** begin **
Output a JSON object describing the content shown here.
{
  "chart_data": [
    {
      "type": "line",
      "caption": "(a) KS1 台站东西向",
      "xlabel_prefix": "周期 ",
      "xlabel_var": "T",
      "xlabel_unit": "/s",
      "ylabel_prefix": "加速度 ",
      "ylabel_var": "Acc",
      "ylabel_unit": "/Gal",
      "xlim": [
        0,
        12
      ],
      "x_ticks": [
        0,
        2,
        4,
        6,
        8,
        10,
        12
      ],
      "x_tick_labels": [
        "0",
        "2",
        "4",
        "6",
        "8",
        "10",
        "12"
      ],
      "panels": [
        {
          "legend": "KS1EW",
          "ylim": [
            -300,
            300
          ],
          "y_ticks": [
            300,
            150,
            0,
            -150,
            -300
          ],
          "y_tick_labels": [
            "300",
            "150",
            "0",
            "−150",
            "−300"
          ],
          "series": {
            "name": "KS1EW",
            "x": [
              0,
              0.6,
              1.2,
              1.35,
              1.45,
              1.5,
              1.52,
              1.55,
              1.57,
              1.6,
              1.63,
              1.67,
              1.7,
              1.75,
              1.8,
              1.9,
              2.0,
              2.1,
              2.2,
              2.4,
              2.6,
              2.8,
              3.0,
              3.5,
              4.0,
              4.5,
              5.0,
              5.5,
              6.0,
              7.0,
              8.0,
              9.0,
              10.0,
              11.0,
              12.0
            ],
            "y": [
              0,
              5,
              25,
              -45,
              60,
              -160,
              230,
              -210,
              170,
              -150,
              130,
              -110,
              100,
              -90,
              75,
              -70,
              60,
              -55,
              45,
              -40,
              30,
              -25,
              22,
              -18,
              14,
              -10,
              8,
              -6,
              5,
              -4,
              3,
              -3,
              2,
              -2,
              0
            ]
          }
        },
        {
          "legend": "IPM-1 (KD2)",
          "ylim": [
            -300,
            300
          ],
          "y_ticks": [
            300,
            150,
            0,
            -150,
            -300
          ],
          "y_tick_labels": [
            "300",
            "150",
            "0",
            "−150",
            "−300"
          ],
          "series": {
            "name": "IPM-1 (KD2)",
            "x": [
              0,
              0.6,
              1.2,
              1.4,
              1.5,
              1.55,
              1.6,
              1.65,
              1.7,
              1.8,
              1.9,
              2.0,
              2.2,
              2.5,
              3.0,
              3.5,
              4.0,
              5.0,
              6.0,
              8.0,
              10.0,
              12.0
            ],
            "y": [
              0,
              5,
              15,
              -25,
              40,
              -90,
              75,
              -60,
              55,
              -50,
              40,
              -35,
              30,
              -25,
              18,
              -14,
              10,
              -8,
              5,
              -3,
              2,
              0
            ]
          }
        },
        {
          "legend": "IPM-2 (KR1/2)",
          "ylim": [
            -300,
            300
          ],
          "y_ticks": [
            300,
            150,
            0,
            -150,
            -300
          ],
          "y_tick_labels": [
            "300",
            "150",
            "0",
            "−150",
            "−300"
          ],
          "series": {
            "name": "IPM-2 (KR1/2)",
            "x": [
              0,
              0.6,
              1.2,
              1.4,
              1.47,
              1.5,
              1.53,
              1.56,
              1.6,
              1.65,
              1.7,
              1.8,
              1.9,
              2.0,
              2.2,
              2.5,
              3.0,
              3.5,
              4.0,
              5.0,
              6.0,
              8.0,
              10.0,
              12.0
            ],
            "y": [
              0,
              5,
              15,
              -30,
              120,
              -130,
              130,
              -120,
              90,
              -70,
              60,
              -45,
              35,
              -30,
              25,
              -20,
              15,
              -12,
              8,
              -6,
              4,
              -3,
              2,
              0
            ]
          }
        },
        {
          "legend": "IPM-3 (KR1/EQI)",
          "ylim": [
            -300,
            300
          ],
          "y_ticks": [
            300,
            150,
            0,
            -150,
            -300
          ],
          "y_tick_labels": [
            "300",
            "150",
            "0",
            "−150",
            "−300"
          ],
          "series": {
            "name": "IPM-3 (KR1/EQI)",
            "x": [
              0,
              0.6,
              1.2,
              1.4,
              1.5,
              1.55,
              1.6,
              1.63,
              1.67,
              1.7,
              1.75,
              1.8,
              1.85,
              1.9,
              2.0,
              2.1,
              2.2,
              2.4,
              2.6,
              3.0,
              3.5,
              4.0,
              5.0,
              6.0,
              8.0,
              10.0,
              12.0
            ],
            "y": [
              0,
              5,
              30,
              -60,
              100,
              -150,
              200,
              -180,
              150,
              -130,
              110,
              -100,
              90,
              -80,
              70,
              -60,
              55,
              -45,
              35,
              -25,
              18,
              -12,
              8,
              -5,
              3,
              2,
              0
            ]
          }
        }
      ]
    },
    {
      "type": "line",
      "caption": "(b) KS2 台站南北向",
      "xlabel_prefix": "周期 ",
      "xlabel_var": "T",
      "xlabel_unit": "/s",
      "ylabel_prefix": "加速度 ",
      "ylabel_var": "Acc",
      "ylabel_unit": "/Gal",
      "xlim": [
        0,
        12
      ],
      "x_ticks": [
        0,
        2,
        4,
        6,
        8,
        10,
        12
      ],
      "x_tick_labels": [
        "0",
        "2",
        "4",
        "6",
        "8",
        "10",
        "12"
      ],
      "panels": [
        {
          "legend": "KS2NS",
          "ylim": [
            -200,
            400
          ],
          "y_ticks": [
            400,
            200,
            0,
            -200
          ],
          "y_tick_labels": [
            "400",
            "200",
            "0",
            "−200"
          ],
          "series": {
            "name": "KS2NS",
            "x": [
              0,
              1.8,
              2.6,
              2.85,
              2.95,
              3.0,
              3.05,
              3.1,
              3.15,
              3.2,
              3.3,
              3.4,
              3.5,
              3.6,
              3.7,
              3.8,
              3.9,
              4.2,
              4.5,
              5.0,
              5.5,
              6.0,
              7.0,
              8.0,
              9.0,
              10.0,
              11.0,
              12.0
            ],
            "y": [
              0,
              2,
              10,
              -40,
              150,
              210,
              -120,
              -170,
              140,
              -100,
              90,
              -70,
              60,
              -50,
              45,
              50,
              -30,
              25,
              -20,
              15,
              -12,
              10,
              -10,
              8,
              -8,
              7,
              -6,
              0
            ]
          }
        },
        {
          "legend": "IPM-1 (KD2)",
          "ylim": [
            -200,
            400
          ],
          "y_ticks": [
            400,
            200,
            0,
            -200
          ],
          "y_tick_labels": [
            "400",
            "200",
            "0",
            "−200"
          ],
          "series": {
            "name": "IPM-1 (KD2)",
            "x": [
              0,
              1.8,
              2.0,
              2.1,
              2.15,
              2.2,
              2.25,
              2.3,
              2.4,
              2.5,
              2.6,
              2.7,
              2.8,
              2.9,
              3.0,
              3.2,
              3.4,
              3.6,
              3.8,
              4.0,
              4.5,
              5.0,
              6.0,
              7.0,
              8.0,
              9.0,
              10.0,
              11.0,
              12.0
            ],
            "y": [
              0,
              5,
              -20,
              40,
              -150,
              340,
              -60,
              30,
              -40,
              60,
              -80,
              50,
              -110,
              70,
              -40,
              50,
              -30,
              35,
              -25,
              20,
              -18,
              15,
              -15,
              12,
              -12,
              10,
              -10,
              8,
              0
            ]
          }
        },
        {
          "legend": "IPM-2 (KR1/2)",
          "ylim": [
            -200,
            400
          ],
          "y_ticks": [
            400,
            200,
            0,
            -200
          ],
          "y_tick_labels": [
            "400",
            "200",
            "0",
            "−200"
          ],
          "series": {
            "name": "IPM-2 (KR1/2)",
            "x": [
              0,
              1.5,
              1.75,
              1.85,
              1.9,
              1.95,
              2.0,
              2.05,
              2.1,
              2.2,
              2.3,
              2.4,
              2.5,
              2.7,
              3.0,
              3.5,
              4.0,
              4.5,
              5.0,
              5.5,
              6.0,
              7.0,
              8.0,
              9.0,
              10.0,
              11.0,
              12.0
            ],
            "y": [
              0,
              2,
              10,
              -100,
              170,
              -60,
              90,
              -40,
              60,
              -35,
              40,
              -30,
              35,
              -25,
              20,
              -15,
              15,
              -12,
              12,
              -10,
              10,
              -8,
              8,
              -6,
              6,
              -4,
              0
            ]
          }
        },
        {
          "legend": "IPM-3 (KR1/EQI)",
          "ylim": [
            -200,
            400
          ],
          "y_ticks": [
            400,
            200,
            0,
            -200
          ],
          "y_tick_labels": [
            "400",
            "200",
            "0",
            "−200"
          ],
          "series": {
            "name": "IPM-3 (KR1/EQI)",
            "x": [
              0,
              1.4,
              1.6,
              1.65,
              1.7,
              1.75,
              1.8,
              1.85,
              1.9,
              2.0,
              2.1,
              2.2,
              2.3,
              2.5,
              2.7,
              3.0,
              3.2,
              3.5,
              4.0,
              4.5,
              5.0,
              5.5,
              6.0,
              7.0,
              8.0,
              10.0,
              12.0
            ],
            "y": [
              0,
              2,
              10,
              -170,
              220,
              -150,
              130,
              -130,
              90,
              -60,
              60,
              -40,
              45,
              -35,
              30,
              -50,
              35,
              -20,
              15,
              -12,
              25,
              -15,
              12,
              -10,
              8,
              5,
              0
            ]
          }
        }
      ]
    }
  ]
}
** end **
Stated goal » Say how many lines in the records contain the string "caption", and say nothing else.

Written response » 2